WHAT THIS TASK INVOLVES
Emit the data below verbatim, stripping out any pictures.

Figure record listings
>>
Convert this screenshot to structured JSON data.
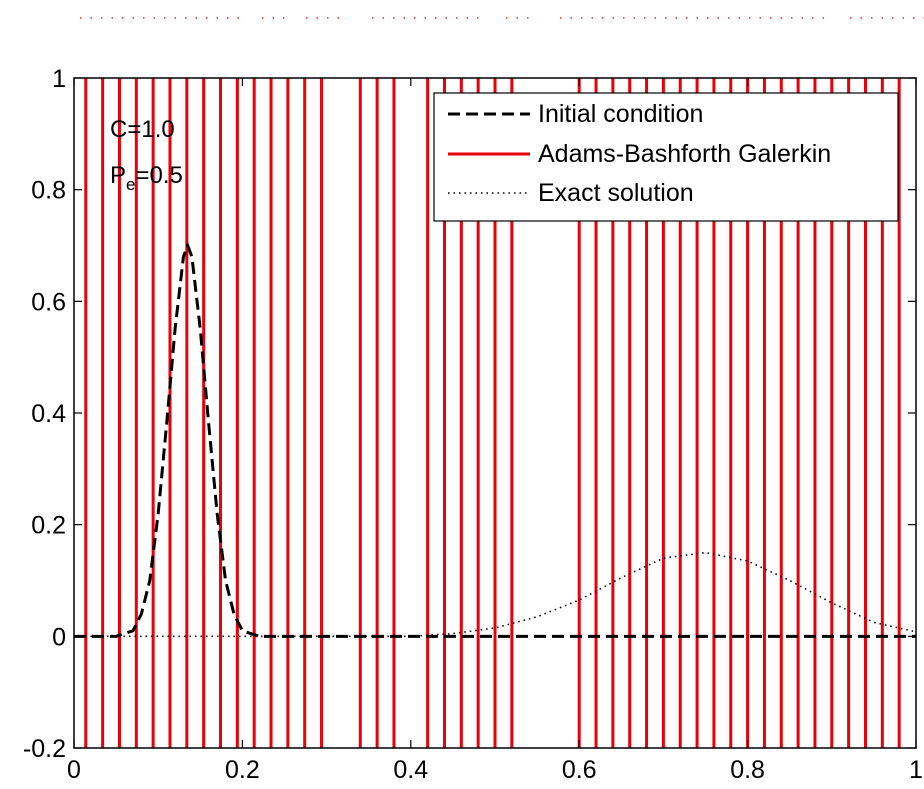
{
  "chart_data": {
    "type": "line",
    "title": "",
    "xlabel": "",
    "ylabel": "",
    "xlim": [
      0,
      1
    ],
    "ylim": [
      -0.2,
      1
    ],
    "x_ticks": [
      "0",
      "0.2",
      "0.4",
      "0.6",
      "0.8",
      "1"
    ],
    "y_ticks": [
      "-0.2",
      "0",
      "0.2",
      "0.4",
      "0.6",
      "0.8",
      "1"
    ],
    "grid": false,
    "legend_position": "top-right",
    "annotations": {
      "courant": "C=1.0",
      "peclet_main": "P",
      "peclet_sub": "e",
      "peclet_value": "=0.5"
    },
    "series": [
      {
        "name": "Initial condition",
        "style": "dashed",
        "color": "#000000",
        "x": [
          0,
          0.05,
          0.07,
          0.08,
          0.09,
          0.1,
          0.11,
          0.12,
          0.13,
          0.135,
          0.14,
          0.15,
          0.16,
          0.17,
          0.18,
          0.19,
          0.2,
          0.22,
          0.25,
          1.0
        ],
        "y": [
          0,
          0,
          0.01,
          0.04,
          0.1,
          0.22,
          0.38,
          0.55,
          0.68,
          0.7,
          0.68,
          0.55,
          0.38,
          0.22,
          0.1,
          0.04,
          0.01,
          0,
          0,
          0
        ]
      },
      {
        "name": "Adams-Bashforth Galerkin",
        "style": "solid",
        "color": "#e8000b",
        "render": "vertical-lines",
        "x": [
          0.014,
          0.034,
          0.054,
          0.074,
          0.094,
          0.114,
          0.134,
          0.154,
          0.174,
          0.194,
          0.214,
          0.234,
          0.254,
          0.274,
          0.294,
          0.34,
          0.36,
          0.38,
          0.42,
          0.44,
          0.46,
          0.48,
          0.5,
          0.52,
          0.6,
          0.62,
          0.64,
          0.66,
          0.68,
          0.7,
          0.72,
          0.74,
          0.76,
          0.78,
          0.8,
          0.82,
          0.84,
          0.86,
          0.88,
          0.9,
          0.92,
          0.94,
          0.96,
          0.98
        ]
      },
      {
        "name": "Exact solution",
        "style": "dotted",
        "color": "#000000",
        "x": [
          0,
          0.4,
          0.45,
          0.5,
          0.55,
          0.6,
          0.65,
          0.7,
          0.75,
          0.8,
          0.85,
          0.9,
          0.95,
          1.0
        ],
        "y": [
          0,
          0,
          0.005,
          0.015,
          0.035,
          0.065,
          0.105,
          0.14,
          0.15,
          0.135,
          0.1,
          0.06,
          0.025,
          0.008
        ]
      }
    ]
  }
}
<<
RESPONSE BELOW
Convert this screenshot to structured JSON data.
{
  "chart_data": {
    "type": "line",
    "title": "",
    "xlabel": "",
    "ylabel": "",
    "xlim": [
      0,
      1
    ],
    "ylim": [
      -0.2,
      1
    ],
    "x_ticks": [
      "0",
      "0.2",
      "0.4",
      "0.6",
      "0.8",
      "1"
    ],
    "y_ticks": [
      "-0.2",
      "0",
      "0.2",
      "0.4",
      "0.6",
      "0.8",
      "1"
    ],
    "grid": false,
    "legend_position": "top-right",
    "annotations": {
      "courant": "C=1.0",
      "peclet_main": "P",
      "peclet_sub": "e",
      "peclet_value": "=0.5"
    },
    "series": [
      {
        "name": "Initial condition",
        "style": "dashed",
        "color": "#000000",
        "x": [
          0,
          0.05,
          0.07,
          0.08,
          0.09,
          0.1,
          0.11,
          0.12,
          0.13,
          0.135,
          0.14,
          0.15,
          0.16,
          0.17,
          0.18,
          0.19,
          0.2,
          0.22,
          0.25,
          1.0
        ],
        "y": [
          0,
          0,
          0.01,
          0.04,
          0.1,
          0.22,
          0.38,
          0.55,
          0.68,
          0.7,
          0.68,
          0.55,
          0.38,
          0.22,
          0.1,
          0.04,
          0.01,
          0,
          0,
          0
        ]
      },
      {
        "name": "Adams-Bashforth Galerkin",
        "style": "solid",
        "color": "#e8000b",
        "render": "vertical-lines",
        "x": [
          0.014,
          0.034,
          0.054,
          0.074,
          0.094,
          0.114,
          0.134,
          0.154,
          0.174,
          0.194,
          0.214,
          0.234,
          0.254,
          0.274,
          0.294,
          0.34,
          0.36,
          0.38,
          0.42,
          0.44,
          0.46,
          0.48,
          0.5,
          0.52,
          0.6,
          0.62,
          0.64,
          0.66,
          0.68,
          0.7,
          0.72,
          0.74,
          0.76,
          0.78,
          0.8,
          0.82,
          0.84,
          0.86,
          0.88,
          0.9,
          0.92,
          0.94,
          0.96,
          0.98
        ]
      },
      {
        "name": "Exact solution",
        "style": "dotted",
        "color": "#000000",
        "x": [
          0,
          0.4,
          0.45,
          0.5,
          0.55,
          0.6,
          0.65,
          0.7,
          0.75,
          0.8,
          0.85,
          0.9,
          0.95,
          1.0
        ],
        "y": [
          0,
          0,
          0.005,
          0.015,
          0.035,
          0.065,
          0.105,
          0.14,
          0.15,
          0.135,
          0.1,
          0.06,
          0.025,
          0.008
        ]
      }
    ]
  }
}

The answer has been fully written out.